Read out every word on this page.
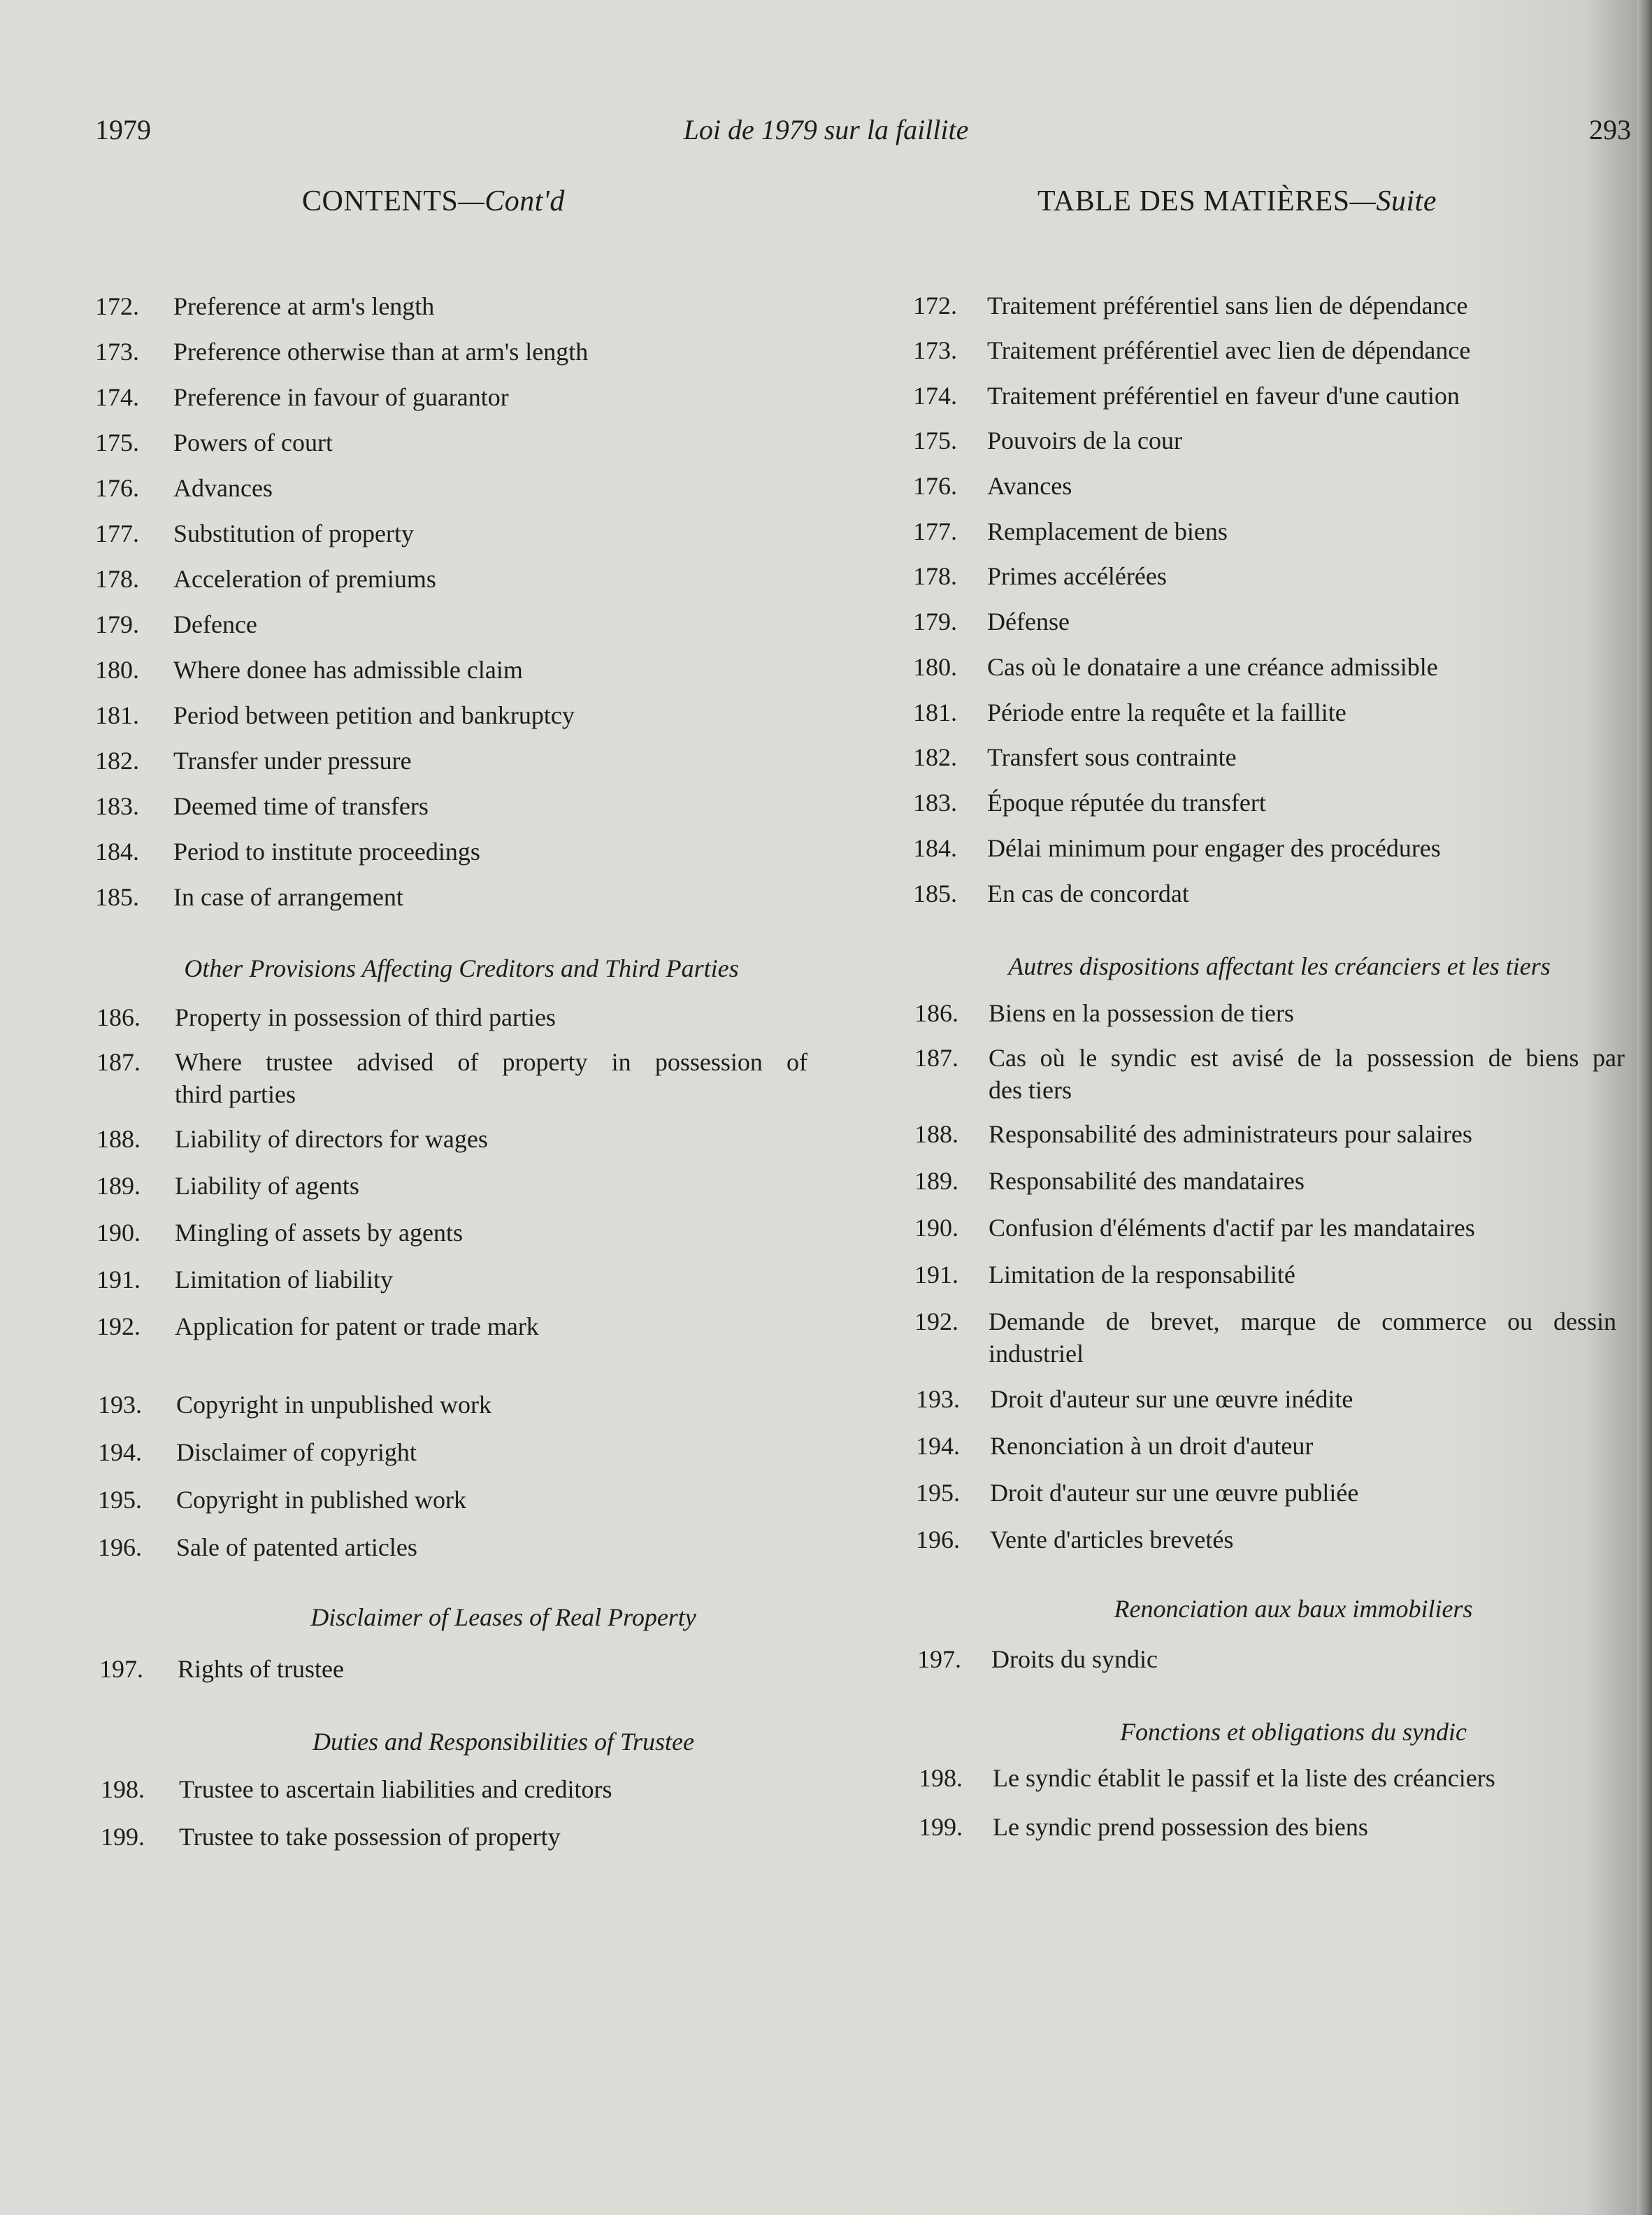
1979	Loi de 1979 sur la faillite	293
CONTENTS—Cont'd	TABLE DES MATIÈRES—Suite
172. Preference at arm's length
173. Preference otherwise than at arm's length
174. Preference in favour of guarantor
175. Powers of court
176. Advances
177. Substitution of property
178. Acceleration of premiums
179. Defence
180. Where donee has admissible claim
181. Period between petition and bankruptcy
182. Transfer under pressure
183. Deemed time of transfers
184. Period to institute proceedings
185. In case of arrangement
Other Provisions Affecting Creditors and Third Parties
186. Property in possession of third parties
187. Where trustee advised of property in possession of
third parties
188. Liability of directors for wages
189. Liability of agents
190. Mingling of assets by agents
191. Limitation of liability
192. Application for patent or trade mark
193. Copyright in unpublished work
194. Disclaimer of copyright
195. Copyright in published work
196. Sale of patented articles
Disclaimer of Leases of Real Property
197. Rights of trustee
Duties and Responsibilities of Trustee
198. Trustee to ascertain liabilities and creditors
199. Trustee to take possession of property
172. Traitement préférentiel sans lien de dépendance
173. Traitement préférentiel avec lien de dépendance
174. Traitement préférentiel en faveur d'une caution
175. Pouvoirs de la cour
176. Avances
177. Remplacement de biens
178. Primes accélérées
179. Défense
180. Cas où le donataire a une créance admissible
181. Période entre la requête et la faillite
182. Transfert sous contrainte
183. Époque réputée du transfert
184. Délai minimum pour engager des procédures
185. En cas de concordat
Autres dispositions affectant les créanciers et les tiers
186. Biens en la possession de tiers
187. Cas où le syndic est avisé de la possession de biens par
des tiers
188. Responsabilité des administrateurs pour salaires
189. Responsabilité des mandataires
190. Confusion d'éléments d'actif par les mandataires
191. Limitation de la responsabilité
192. Demande de brevet, marque de commerce ou dessin
industriel
193. Droit d'auteur sur une œuvre inédite
194. Renonciation à un droit d'auteur
195. Droit d'auteur sur une œuvre publiée
196. Vente d'articles brevetés
Renonciation aux baux immobiliers
197. Droits du syndic
Fonctions et obligations du syndic
198. Le syndic établit le passif et la liste des créanciers
199. Le syndic prend possession des biens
+ + +
▸ **EXERCISE**:
Report how many lines of the preceding records include "Period". Output the number only.

▸ **WRITTEN ANSWER**:
2